▶ **Input data**
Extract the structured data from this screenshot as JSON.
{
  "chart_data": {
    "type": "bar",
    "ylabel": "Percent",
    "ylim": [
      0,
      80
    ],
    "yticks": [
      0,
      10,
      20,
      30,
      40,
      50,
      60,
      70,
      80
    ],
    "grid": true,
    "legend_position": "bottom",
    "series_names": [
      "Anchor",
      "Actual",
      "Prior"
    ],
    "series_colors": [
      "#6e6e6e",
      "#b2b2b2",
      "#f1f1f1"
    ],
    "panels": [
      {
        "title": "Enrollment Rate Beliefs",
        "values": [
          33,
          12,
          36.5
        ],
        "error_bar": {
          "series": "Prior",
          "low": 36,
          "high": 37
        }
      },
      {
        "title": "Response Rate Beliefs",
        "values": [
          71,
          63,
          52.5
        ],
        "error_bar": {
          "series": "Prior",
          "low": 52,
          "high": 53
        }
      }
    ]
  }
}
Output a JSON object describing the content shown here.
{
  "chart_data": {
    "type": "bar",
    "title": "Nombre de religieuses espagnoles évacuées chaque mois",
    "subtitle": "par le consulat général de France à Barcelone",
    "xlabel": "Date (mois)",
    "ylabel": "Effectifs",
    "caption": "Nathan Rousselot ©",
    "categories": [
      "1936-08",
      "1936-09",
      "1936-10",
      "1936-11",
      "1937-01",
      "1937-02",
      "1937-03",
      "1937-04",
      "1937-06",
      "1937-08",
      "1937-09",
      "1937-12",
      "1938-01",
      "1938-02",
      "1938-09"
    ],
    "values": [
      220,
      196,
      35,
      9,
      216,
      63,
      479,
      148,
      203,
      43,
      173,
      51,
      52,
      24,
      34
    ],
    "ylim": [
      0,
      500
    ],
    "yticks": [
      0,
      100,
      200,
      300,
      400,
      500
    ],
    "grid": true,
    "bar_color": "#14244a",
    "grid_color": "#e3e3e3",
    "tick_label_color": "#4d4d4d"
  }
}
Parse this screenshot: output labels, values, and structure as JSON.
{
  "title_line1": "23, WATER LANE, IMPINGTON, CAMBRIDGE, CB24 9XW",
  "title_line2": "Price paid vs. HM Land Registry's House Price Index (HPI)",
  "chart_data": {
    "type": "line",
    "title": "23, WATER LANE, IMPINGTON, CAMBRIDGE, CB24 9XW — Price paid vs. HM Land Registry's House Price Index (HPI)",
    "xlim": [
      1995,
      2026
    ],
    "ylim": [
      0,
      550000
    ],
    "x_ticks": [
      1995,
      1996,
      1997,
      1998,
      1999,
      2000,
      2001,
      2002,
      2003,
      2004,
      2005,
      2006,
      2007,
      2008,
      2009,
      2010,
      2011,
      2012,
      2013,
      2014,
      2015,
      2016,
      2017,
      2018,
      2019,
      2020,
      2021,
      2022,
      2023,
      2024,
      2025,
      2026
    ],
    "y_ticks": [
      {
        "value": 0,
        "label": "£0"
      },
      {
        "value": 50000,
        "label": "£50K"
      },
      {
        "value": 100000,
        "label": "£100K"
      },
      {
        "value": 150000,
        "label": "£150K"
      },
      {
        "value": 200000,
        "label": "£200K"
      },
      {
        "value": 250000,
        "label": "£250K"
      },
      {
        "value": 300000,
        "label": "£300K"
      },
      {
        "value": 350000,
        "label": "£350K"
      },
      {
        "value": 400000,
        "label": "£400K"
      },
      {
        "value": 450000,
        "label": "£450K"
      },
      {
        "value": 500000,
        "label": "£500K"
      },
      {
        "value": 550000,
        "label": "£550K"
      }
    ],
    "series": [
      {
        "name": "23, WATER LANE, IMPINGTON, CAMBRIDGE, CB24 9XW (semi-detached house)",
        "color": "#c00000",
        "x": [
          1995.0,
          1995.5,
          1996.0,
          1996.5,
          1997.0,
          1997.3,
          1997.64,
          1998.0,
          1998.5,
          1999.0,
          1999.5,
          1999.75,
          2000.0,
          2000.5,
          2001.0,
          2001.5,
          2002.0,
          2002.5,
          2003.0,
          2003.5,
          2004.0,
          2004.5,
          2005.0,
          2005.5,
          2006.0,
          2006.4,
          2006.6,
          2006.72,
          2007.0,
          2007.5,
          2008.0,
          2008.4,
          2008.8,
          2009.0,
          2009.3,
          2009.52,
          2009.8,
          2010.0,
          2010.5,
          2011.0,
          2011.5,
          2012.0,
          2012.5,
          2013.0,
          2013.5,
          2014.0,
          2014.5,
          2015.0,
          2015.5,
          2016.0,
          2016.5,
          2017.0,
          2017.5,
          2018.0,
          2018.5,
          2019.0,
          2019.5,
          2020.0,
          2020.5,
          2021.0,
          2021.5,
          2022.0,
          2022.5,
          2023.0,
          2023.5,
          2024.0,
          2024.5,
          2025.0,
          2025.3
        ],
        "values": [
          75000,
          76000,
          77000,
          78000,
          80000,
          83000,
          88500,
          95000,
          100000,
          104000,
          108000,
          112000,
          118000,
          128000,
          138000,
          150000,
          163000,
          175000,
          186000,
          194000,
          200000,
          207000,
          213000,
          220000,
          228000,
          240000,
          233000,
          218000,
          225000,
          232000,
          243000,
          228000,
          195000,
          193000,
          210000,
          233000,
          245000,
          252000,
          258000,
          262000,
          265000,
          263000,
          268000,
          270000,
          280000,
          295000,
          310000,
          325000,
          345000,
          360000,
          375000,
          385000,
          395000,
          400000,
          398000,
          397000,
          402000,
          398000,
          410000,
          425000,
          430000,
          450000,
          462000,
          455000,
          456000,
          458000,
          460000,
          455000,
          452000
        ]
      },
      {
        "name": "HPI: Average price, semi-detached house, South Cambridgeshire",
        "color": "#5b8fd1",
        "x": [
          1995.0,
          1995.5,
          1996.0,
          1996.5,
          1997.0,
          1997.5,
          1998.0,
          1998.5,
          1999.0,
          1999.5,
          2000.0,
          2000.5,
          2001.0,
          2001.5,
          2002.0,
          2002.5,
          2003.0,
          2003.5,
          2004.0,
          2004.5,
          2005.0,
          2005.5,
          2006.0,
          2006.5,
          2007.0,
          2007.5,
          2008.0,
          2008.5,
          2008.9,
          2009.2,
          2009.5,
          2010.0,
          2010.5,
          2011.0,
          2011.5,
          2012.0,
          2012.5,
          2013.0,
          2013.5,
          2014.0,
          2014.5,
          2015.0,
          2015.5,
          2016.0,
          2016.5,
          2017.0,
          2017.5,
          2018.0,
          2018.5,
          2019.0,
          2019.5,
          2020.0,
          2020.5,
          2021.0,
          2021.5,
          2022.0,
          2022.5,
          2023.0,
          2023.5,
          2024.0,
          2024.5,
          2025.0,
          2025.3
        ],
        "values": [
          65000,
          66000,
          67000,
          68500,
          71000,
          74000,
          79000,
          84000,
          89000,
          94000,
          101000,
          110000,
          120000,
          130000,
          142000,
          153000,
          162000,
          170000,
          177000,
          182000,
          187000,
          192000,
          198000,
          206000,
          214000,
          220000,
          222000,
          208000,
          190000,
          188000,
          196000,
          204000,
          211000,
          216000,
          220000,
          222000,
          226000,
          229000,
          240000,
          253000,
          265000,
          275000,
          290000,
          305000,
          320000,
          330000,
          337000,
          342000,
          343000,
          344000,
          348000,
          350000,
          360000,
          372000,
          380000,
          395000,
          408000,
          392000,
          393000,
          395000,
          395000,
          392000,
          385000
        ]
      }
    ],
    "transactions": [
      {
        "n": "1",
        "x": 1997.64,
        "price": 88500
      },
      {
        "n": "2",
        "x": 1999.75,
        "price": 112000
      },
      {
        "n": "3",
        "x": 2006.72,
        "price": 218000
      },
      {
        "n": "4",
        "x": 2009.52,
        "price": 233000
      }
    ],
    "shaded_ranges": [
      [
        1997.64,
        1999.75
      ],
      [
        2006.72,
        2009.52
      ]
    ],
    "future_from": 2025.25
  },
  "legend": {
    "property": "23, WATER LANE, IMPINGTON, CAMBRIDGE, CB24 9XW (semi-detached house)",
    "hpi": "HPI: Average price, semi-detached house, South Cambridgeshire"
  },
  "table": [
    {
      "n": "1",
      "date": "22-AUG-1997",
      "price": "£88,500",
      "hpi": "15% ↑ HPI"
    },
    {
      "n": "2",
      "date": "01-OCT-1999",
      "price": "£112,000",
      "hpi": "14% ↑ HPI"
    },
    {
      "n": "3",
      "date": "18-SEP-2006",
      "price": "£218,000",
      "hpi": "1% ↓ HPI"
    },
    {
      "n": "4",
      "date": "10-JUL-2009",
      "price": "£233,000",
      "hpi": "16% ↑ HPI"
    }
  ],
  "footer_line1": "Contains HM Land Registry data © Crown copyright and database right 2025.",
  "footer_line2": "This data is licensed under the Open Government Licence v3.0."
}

▶ **Task prompt**
Gather each line from the listing above that holds "Land".

▶ **Completed task**
  "title_line2": "Price paid vs. HM Land Registry's House Price Index (HPI)",
    "title": "23, WATER LANE, IMPINGTON, CAMBRIDGE, CB24 9XW — Price paid vs. HM Land Registry's House Price Index (HPI)",
  "footer_line1": "Contains HM Land Registry data © Crown copyright and database right 2025.",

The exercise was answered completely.